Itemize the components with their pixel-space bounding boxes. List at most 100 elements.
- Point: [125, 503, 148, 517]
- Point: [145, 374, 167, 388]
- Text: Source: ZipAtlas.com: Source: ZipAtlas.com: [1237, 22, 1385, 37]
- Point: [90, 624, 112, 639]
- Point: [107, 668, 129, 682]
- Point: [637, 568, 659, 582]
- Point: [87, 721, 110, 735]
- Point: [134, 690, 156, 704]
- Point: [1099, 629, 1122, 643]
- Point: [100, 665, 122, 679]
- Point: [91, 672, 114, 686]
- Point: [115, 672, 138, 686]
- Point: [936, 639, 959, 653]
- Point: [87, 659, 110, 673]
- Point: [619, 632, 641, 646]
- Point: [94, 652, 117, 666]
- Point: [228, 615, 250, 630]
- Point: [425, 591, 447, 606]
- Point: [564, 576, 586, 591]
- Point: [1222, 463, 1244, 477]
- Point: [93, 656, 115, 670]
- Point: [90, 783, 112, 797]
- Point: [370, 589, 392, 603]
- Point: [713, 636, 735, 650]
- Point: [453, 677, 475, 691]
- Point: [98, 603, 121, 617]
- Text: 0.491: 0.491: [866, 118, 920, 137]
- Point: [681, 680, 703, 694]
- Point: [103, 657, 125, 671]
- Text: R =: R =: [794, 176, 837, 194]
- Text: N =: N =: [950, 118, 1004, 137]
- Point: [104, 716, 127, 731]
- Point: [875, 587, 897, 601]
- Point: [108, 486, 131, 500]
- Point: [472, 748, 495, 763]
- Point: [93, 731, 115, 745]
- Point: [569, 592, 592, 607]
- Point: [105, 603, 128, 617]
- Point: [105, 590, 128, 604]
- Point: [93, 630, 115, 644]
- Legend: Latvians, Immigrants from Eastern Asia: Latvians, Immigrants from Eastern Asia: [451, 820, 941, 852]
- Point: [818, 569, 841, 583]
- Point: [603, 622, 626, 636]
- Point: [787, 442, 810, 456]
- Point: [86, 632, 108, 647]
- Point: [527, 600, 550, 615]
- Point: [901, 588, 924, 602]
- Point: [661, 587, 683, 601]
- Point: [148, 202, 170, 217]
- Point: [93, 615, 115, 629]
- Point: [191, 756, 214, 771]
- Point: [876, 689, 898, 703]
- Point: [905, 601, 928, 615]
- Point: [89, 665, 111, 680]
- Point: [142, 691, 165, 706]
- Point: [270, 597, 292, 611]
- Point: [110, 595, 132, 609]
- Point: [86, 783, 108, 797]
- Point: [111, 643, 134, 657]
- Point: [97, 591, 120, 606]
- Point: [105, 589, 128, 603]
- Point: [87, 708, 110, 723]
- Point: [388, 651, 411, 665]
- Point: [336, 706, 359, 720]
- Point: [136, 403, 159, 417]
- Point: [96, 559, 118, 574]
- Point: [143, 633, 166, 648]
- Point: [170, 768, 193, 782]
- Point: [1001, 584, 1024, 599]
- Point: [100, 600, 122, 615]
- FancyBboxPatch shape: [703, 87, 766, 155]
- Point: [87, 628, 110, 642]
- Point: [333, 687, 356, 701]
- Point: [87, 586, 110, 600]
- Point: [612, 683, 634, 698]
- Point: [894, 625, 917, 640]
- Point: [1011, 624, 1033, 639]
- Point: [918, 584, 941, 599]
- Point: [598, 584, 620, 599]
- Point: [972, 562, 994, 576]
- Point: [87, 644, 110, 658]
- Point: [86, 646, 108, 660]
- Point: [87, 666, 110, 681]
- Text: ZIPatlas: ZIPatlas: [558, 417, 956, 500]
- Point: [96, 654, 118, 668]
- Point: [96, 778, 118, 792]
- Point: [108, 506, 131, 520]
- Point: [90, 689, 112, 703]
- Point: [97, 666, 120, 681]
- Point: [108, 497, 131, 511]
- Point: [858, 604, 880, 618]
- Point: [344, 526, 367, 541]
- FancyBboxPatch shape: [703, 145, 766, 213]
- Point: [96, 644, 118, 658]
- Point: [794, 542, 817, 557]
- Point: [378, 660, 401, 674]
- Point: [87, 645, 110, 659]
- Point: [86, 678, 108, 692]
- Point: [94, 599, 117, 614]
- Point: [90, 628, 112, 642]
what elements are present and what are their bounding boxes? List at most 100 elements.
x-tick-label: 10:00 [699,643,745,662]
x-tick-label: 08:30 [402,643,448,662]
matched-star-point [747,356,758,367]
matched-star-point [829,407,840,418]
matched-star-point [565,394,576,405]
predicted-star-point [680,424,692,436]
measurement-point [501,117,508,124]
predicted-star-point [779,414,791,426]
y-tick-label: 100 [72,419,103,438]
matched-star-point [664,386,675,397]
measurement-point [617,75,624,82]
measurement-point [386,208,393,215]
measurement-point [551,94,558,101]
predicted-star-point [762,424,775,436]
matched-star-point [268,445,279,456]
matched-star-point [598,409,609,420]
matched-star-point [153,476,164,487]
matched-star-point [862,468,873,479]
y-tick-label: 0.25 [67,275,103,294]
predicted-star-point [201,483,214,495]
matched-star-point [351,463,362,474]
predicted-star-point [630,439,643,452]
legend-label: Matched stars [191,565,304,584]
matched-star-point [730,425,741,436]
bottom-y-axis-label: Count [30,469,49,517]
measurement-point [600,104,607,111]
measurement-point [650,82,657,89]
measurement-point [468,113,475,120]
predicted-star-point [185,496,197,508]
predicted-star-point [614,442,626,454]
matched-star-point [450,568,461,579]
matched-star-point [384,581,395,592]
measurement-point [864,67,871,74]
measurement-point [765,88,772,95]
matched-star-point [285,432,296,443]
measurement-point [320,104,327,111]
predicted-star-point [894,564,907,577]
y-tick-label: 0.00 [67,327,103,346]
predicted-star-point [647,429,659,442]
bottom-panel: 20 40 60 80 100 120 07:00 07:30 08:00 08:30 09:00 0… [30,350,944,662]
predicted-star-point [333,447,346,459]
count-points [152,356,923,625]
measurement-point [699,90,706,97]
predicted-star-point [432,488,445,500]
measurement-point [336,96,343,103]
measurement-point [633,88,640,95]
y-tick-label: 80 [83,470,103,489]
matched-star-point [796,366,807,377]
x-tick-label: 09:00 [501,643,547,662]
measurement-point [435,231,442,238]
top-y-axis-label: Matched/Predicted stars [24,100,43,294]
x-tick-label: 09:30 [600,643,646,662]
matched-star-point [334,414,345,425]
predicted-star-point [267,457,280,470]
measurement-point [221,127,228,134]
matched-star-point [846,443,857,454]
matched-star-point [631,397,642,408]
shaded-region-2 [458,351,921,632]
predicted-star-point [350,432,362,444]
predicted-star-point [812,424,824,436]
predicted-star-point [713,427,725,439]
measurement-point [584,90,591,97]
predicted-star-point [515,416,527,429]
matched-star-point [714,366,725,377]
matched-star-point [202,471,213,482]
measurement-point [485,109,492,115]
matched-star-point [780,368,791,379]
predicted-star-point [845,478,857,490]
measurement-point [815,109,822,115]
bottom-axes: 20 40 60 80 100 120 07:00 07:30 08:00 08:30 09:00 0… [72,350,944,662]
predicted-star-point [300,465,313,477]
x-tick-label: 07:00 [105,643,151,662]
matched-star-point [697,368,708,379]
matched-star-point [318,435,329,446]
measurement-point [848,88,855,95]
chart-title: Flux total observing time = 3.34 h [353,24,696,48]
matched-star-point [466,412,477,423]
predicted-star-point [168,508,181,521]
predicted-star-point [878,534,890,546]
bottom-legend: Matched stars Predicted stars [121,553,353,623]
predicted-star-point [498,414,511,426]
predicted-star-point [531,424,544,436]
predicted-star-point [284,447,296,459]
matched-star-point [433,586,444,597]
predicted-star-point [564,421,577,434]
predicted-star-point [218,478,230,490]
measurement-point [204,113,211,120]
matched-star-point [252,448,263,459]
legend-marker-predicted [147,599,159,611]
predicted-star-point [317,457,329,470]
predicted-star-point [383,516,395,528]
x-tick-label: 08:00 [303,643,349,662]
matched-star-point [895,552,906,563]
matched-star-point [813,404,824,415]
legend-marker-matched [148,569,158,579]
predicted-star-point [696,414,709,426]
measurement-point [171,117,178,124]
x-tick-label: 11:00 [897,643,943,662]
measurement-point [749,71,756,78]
··········
=== Job ===
Reproduce the material word for word, from its first line through the line with "- Point: [1099, 629, 1122, 643]".

=== Written response ===
Itemize the components with their pixel-space bounding boxes. List at most 100 elements.
- Point: [125, 503, 148, 517]
- Point: [145, 374, 167, 388]
- Text: Source: ZipAtlas.com: Source: ZipAtlas.com: [1237, 22, 1385, 37]
- Point: [90, 624, 112, 639]
- Point: [107, 668, 129, 682]
- Point: [637, 568, 659, 582]
- Point: [87, 721, 110, 735]
- Point: [134, 690, 156, 704]
- Point: [1099, 629, 1122, 643]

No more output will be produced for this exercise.